Problem requirements ▸ What follows is a listing. Return every line of it exactly.

-- START OF Information supplied --

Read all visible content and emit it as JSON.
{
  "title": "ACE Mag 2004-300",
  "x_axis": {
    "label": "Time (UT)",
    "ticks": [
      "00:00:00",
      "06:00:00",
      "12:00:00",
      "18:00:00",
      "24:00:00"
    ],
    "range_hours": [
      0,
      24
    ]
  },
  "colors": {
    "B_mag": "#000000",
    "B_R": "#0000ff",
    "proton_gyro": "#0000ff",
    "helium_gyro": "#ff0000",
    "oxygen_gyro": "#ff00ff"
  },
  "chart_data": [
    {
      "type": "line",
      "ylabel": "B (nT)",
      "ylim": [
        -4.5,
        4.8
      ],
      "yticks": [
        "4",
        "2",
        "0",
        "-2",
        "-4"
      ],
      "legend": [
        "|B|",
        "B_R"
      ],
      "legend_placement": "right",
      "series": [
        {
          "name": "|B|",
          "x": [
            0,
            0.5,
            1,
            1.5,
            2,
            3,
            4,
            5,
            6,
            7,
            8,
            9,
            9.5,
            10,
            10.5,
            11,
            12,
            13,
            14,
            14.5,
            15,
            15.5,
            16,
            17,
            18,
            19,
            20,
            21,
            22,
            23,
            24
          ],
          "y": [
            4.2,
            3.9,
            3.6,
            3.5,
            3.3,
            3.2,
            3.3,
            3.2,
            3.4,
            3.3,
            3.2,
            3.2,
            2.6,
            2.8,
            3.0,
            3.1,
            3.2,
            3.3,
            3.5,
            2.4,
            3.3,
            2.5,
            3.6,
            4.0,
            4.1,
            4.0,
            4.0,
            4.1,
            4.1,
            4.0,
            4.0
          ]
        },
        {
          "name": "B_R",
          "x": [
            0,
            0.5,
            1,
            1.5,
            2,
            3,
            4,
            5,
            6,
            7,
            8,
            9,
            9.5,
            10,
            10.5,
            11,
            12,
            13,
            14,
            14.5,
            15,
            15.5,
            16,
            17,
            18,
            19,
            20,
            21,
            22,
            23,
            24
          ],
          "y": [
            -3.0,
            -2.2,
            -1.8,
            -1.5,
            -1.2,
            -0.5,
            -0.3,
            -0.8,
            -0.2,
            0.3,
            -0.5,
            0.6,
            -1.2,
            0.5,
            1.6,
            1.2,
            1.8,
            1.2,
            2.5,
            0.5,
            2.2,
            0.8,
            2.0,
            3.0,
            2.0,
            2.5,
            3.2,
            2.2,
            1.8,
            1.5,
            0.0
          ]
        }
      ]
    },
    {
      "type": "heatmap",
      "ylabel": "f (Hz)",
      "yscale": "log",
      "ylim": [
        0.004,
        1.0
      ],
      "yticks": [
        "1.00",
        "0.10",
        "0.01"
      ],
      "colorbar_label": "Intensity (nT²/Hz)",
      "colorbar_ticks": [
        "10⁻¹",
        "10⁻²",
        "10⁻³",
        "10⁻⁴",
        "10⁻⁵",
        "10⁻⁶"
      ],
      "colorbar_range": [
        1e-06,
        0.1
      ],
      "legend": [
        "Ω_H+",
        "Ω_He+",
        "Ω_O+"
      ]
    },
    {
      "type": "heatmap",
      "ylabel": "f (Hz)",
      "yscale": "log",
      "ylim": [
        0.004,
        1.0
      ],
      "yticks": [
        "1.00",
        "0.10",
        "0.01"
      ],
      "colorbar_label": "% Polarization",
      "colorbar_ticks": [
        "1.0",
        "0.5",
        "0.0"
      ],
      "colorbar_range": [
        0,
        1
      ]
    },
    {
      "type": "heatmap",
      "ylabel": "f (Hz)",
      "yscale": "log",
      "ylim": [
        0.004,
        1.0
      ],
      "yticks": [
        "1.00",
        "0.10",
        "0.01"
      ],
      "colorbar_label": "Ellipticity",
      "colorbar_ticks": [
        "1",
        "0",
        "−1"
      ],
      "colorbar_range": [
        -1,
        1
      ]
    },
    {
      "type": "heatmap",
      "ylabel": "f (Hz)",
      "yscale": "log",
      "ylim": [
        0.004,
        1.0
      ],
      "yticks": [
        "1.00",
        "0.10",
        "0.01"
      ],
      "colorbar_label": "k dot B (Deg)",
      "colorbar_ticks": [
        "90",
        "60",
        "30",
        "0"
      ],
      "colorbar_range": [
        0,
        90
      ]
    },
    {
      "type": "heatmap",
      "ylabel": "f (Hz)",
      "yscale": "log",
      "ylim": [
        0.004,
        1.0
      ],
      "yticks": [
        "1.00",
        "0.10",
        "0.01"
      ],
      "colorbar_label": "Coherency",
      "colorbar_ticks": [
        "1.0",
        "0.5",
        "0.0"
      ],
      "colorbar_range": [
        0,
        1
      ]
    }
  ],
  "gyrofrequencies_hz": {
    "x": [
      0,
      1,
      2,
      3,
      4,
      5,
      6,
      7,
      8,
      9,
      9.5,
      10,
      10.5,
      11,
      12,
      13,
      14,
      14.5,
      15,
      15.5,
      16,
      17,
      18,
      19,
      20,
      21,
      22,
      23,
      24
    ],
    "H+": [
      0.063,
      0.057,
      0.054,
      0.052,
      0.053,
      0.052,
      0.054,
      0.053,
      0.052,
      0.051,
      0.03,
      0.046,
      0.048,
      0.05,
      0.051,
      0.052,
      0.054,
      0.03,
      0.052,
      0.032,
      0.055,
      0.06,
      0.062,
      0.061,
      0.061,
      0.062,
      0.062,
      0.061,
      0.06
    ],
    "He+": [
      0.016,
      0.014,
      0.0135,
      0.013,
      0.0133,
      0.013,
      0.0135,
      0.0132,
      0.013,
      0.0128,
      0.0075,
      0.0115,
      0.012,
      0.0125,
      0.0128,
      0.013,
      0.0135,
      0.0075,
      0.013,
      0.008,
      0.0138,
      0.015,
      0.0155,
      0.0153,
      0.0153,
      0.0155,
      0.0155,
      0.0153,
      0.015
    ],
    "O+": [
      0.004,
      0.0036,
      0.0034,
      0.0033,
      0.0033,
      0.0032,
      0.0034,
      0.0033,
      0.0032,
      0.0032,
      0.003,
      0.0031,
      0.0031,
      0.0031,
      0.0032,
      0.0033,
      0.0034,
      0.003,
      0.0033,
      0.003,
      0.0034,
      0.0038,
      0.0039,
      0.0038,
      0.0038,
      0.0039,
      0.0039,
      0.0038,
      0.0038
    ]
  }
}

-- END OF Information supplied --

Exercise result ▸
Read all visible content and emit it as JSON.
{
  "title": "ACE Mag 2004-300",
  "x_axis": {
    "label": "Time (UT)",
    "ticks": [
      "00:00:00",
      "06:00:00",
      "12:00:00",
      "18:00:00",
      "24:00:00"
    ],
    "range_hours": [
      0,
      24
    ]
  },
  "colors": {
    "B_mag": "#000000",
    "B_R": "#0000ff",
    "proton_gyro": "#0000ff",
    "helium_gyro": "#ff0000",
    "oxygen_gyro": "#ff00ff"
  },
  "chart_data": [
    {
      "type": "line",
      "ylabel": "B (nT)",
      "ylim": [
        -4.5,
        4.8
      ],
      "yticks": [
        "4",
        "2",
        "0",
        "-2",
        "-4"
      ],
      "legend": [
        "|B|",
        "B_R"
      ],
      "legend_placement": "right",
      "series": [
        {
          "name": "|B|",
          "x": [
            0,
            0.5,
            1,
            1.5,
            2,
            3,
            4,
            5,
            6,
            7,
            8,
            9,
            9.5,
            10,
            10.5,
            11,
            12,
            13,
            14,
            14.5,
            15,
            15.5,
            16,
            17,
            18,
            19,
            20,
            21,
            22,
            23,
            24
          ],
          "y": [
            4.2,
            3.9,
            3.6,
            3.5,
            3.3,
            3.2,
            3.3,
            3.2,
            3.4,
            3.3,
            3.2,
            3.2,
            2.6,
            2.8,
            3.0,
            3.1,
            3.2,
            3.3,
            3.5,
            2.4,
            3.3,
            2.5,
            3.6,
            4.0,
            4.1,
            4.0,
            4.0,
            4.1,
            4.1,
            4.0,
            4.0
          ]
        },
        {
          "name": "B_R",
          "x": [
            0,
            0.5,
            1,
            1.5,
            2,
            3,
            4,
            5,
            6,
            7,
            8,
            9,
            9.5,
            10,
            10.5,
            11,
            12,
            13,
            14,
            14.5,
            15,
            15.5,
            16,
            17,
            18,
            19,
            20,
            21,
            22,
            23,
            24
          ],
          "y": [
            -3.0,
            -2.2,
            -1.8,
            -1.5,
            -1.2,
            -0.5,
            -0.3,
            -0.8,
            -0.2,
            0.3,
            -0.5,
            0.6,
            -1.2,
            0.5,
            1.6,
            1.2,
            1.8,
            1.2,
            2.5,
            0.5,
            2.2,
            0.8,
            2.0,
            3.0,
            2.0,
            2.5,
            3.2,
            2.2,
            1.8,
            1.5,
            0.0
          ]
        }
      ]
    },
    {
      "type": "heatmap",
      "ylabel": "f (Hz)",
      "yscale": "log",
      "ylim": [
        0.004,
        1.0
      ],
      "yticks": [
        "1.00",
        "0.10",
        "0.01"
      ],
      "colorbar_label": "Intensity (nT²/Hz)",
      "colorbar_ticks": [
        "10⁻¹",
        "10⁻²",
        "10⁻³",
        "10⁻⁴",
        "10⁻⁵",
        "10⁻⁶"
      ],
      "colorbar_range": [
        1e-06,
        0.1
      ],
      "legend": [
        "Ω_H+",
        "Ω_He+",
        "Ω_O+"
      ]
    },
    {
      "type": "heatmap",
      "ylabel": "f (Hz)",
      "yscale": "log",
      "ylim": [
        0.004,
        1.0
      ],
      "yticks": [
        "1.00",
        "0.10",
        "0.01"
      ],
      "colorbar_label": "% Polarization",
      "colorbar_ticks": [
        "1.0",
        "0.5",
        "0.0"
      ],
      "colorbar_range": [
        0,
        1
      ]
    },
    {
      "type": "heatmap",
      "ylabel": "f (Hz)",
      "yscale": "log",
      "ylim": [
        0.004,
        1.0
      ],
      "yticks": [
        "1.00",
        "0.10",
        "0.01"
      ],
      "colorbar_label": "Ellipticity",
      "colorbar_ticks": [
        "1",
        "0",
        "−1"
      ],
      "colorbar_range": [
        -1,
        1
      ]
    },
    {
      "type": "heatmap",
      "ylabel": "f (Hz)",
      "yscale": "log",
      "ylim": [
        0.004,
        1.0
      ],
      "yticks": [
        "1.00",
        "0.10",
        "0.01"
      ],
      "colorbar_label": "k dot B (Deg)",
      "colorbar_ticks": [
        "90",
        "60",
        "30",
        "0"
      ],
      "colorbar_range": [
        0,
        90
      ]
    },
    {
      "type": "heatmap",
      "ylabel": "f (Hz)",
      "yscale": "log",
      "ylim": [
        0.004,
        1.0
      ],
      "yticks": [
        "1.00",
        "0.10",
        "0.01"
      ],
      "colorbar_label": "Coherency",
      "colorbar_ticks": [
        "1.0",
        "0.5",
        "0.0"
      ],
      "colorbar_range": [
        0,
        1
      ]
    }
  ],
  "gyrofrequencies_hz": {
    "x": [
      0,
      1,
      2,
      3,
      4,
      5,
      6,
      7,
      8,
      9,
      9.5,
      10,
      10.5,
      11,
      12,
      13,
      14,
      14.5,
      15,
      15.5,
      16,
      17,
      18,
      19,
      20,
      21,
      22,
      23,
      24
    ],
    "H+": [
      0.063,
      0.057,
      0.054,
      0.052,
      0.053,
      0.052,
      0.054,
      0.053,
      0.052,
      0.051,
      0.03,
      0.046,
      0.048,
      0.05,
      0.051,
      0.052,
      0.054,
      0.03,
      0.052,
      0.032,
      0.055,
      0.06,
      0.062,
      0.061,
      0.061,
      0.062,
      0.062,
      0.061,
      0.06
    ],
    "He+": [
      0.016,
      0.014,
      0.0135,
      0.013,
      0.0133,
      0.013,
      0.0135,
      0.0132,
      0.013,
      0.0128,
      0.0075,
      0.0115,
      0.012,
      0.0125,
      0.0128,
      0.013,
      0.0135,
      0.0075,
      0.013,
      0.008,
      0.0138,
      0.015,
      0.0155,
      0.0153,
      0.0153,
      0.0155,
      0.0155,
      0.0153,
      0.015
    ],
    "O+": [
      0.004,
      0.0036,
      0.0034,
      0.0033,
      0.0033,
      0.0032,
      0.0034,
      0.0033,
      0.0032,
      0.0032,
      0.003,
      0.0031,
      0.0031,
      0.0031,
      0.0032,
      0.0033,
      0.0034,
      0.003,
      0.0033,
      0.003,
      0.0034,
      0.0038,
      0.0039,
      0.0038,
      0.0038,
      0.0039,
      0.0039,
      0.0038,
      0.0038
    ]
  }
}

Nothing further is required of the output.